> _RECORDS SHOWN_
-- start --

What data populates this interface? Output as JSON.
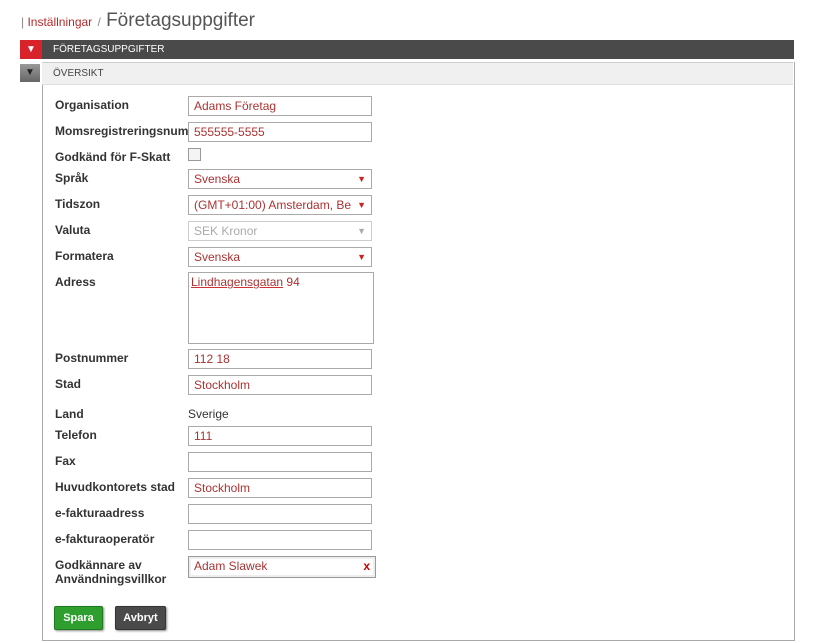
{
  "breadcrumb": {
    "parent": "Inställningar",
    "separator": "/",
    "title": "Företagsuppgifter"
  },
  "section": {
    "title": "FÖRETAGSUPPGIFTER",
    "subtitle": "ÖVERSIKT"
  },
  "icons": {
    "collapse": "▼",
    "select_arrow": "▼",
    "clear": "x"
  },
  "form": {
    "organisation": {
      "label": "Organisation",
      "value": "Adams Företag"
    },
    "moms": {
      "label": "Momsregistreringsnum",
      "value": "555555-5555"
    },
    "fskatt": {
      "label": "Godkänd för F-Skatt",
      "checked": false
    },
    "sprak": {
      "label": "Språk",
      "value": "Svenska"
    },
    "tidszon": {
      "label": "Tidszon",
      "value": "(GMT+01:00) Amsterdam, Be"
    },
    "valuta": {
      "label": "Valuta",
      "value": "SEK Kronor"
    },
    "formatera": {
      "label": "Formatera",
      "value": "Svenska"
    },
    "adress": {
      "label": "Adress",
      "value_street": "Lindhagensgatan",
      "value_number": " 94"
    },
    "postnummer": {
      "label": "Postnummer",
      "value": "112 18"
    },
    "stad": {
      "label": "Stad",
      "value": "Stockholm"
    },
    "land": {
      "label": "Land",
      "value": "Sverige"
    },
    "telefon": {
      "label": "Telefon",
      "value": "111"
    },
    "fax": {
      "label": "Fax",
      "value": ""
    },
    "huvudkontor": {
      "label": "Huvudkontorets stad",
      "value": "Stockholm"
    },
    "efakturaadress": {
      "label": "e-fakturaadress",
      "value": ""
    },
    "efakturaoperator": {
      "label": "e-fakturaoperatör",
      "value": ""
    },
    "godkannare": {
      "label_1": "Godkännare av",
      "label_2": "Användningsvillkor",
      "value": "Adam Slawek"
    }
  },
  "buttons": {
    "save": "Spara",
    "cancel": "Avbryt"
  }
}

-- end --

> _TASK TO COMPLETE_
Write every record out again exactly; no pictures belong in the copy.

> _CORRECT ANSWER_
What data populates this interface? Output as JSON.
{
  "breadcrumb": {
    "parent": "Inställningar",
    "separator": "/",
    "title": "Företagsuppgifter"
  },
  "section": {
    "title": "FÖRETAGSUPPGIFTER",
    "subtitle": "ÖVERSIKT"
  },
  "icons": {
    "collapse": "▼",
    "select_arrow": "▼",
    "clear": "x"
  },
  "form": {
    "organisation": {
      "label": "Organisation",
      "value": "Adams Företag"
    },
    "moms": {
      "label": "Momsregistreringsnum",
      "value": "555555-5555"
    },
    "fskatt": {
      "label": "Godkänd för F-Skatt",
      "checked": false
    },
    "sprak": {
      "label": "Språk",
      "value": "Svenska"
    },
    "tidszon": {
      "label": "Tidszon",
      "value": "(GMT+01:00) Amsterdam, Be"
    },
    "valuta": {
      "label": "Valuta",
      "value": "SEK Kronor"
    },
    "formatera": {
      "label": "Formatera",
      "value": "Svenska"
    },
    "adress": {
      "label": "Adress",
      "value_street": "Lindhagensgatan",
      "value_number": " 94"
    },
    "postnummer": {
      "label": "Postnummer",
      "value": "112 18"
    },
    "stad": {
      "label": "Stad",
      "value": "Stockholm"
    },
    "land": {
      "label": "Land",
      "value": "Sverige"
    },
    "telefon": {
      "label": "Telefon",
      "value": "111"
    },
    "fax": {
      "label": "Fax",
      "value": ""
    },
    "huvudkontor": {
      "label": "Huvudkontorets stad",
      "value": "Stockholm"
    },
    "efakturaadress": {
      "label": "e-fakturaadress",
      "value": ""
    },
    "efakturaoperator": {
      "label": "e-fakturaoperatör",
      "value": ""
    },
    "godkannare": {
      "label_1": "Godkännare av",
      "label_2": "Användningsvillkor",
      "value": "Adam Slawek"
    }
  },
  "buttons": {
    "save": "Spara",
    "cancel": "Avbryt"
  }
}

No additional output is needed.